BEGIN Dataset records

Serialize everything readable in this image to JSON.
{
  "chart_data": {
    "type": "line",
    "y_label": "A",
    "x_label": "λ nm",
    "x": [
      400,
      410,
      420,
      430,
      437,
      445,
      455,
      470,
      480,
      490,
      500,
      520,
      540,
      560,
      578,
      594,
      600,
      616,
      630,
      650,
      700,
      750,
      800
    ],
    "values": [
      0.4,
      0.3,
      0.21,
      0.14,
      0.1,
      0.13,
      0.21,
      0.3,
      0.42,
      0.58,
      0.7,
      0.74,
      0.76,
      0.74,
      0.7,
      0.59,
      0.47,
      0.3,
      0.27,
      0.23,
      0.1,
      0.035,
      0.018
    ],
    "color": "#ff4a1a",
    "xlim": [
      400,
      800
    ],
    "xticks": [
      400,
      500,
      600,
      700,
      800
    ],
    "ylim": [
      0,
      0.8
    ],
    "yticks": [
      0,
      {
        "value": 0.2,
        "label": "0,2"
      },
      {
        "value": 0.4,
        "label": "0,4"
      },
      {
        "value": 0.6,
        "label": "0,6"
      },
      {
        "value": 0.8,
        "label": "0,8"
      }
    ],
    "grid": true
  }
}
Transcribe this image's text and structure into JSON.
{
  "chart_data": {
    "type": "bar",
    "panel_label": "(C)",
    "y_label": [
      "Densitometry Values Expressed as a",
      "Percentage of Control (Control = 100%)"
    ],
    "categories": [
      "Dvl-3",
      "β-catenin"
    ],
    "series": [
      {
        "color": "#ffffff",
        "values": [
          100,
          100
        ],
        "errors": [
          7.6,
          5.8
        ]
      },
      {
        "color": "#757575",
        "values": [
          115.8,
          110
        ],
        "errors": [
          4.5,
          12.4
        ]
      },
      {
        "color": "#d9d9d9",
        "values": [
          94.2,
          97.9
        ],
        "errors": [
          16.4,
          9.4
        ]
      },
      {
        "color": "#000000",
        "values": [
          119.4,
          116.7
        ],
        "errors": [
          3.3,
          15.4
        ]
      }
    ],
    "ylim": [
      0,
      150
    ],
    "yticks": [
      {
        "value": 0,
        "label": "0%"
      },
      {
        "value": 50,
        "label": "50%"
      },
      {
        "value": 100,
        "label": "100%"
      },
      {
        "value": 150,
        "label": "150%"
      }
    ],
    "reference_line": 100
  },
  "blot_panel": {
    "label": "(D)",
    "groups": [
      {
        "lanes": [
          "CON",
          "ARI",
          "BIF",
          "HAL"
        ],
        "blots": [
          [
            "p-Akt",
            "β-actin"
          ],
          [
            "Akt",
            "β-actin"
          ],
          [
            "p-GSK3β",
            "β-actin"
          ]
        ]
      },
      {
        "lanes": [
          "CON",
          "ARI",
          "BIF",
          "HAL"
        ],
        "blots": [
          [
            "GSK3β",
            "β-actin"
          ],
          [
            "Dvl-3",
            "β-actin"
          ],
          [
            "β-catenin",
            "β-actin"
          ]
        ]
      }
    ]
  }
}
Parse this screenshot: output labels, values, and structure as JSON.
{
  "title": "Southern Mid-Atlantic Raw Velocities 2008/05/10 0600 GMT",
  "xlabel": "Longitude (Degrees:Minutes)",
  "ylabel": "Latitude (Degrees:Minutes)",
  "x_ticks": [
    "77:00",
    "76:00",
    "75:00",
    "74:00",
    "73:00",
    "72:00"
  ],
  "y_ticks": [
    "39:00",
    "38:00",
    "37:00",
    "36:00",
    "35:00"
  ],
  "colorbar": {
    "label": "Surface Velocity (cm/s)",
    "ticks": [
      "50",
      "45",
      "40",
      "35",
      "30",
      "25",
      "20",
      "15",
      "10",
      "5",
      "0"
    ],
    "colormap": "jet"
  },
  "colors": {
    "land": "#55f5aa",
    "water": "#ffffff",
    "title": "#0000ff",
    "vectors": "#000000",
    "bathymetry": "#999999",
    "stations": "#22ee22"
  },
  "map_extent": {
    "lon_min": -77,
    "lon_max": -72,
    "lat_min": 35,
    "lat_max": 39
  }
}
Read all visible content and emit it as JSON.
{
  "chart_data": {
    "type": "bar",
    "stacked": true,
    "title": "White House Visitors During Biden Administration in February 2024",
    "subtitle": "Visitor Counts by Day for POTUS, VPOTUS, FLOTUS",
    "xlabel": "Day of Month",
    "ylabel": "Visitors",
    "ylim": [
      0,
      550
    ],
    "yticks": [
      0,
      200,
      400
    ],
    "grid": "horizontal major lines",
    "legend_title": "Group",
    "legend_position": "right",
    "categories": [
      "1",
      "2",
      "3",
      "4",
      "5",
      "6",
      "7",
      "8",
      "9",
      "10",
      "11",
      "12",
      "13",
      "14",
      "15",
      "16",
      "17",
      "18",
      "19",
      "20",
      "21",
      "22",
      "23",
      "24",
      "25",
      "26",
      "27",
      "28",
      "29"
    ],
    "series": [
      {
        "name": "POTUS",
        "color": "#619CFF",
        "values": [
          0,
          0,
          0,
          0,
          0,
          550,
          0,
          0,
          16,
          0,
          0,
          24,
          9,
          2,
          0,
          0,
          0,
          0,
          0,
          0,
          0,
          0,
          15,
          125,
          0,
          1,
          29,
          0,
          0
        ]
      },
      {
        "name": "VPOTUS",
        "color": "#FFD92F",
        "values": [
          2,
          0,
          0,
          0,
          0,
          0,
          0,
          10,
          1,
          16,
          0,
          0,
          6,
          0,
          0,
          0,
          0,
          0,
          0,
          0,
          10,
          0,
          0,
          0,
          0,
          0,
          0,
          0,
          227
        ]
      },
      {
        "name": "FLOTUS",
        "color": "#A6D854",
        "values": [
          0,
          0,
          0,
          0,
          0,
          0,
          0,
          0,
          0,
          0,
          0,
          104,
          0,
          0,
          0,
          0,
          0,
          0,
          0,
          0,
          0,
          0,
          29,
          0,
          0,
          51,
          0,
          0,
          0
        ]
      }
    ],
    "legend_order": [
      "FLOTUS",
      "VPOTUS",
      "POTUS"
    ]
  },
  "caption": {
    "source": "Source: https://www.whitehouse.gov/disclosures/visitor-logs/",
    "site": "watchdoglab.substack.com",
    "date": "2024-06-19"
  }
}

END Dataset records

- Objective:
Go through the material above and copy each line that has the word "ylabel".

- Answer in full:
  "ylabel": "Latitude (Degrees:Minutes)",
    "ylabel": "Visitors",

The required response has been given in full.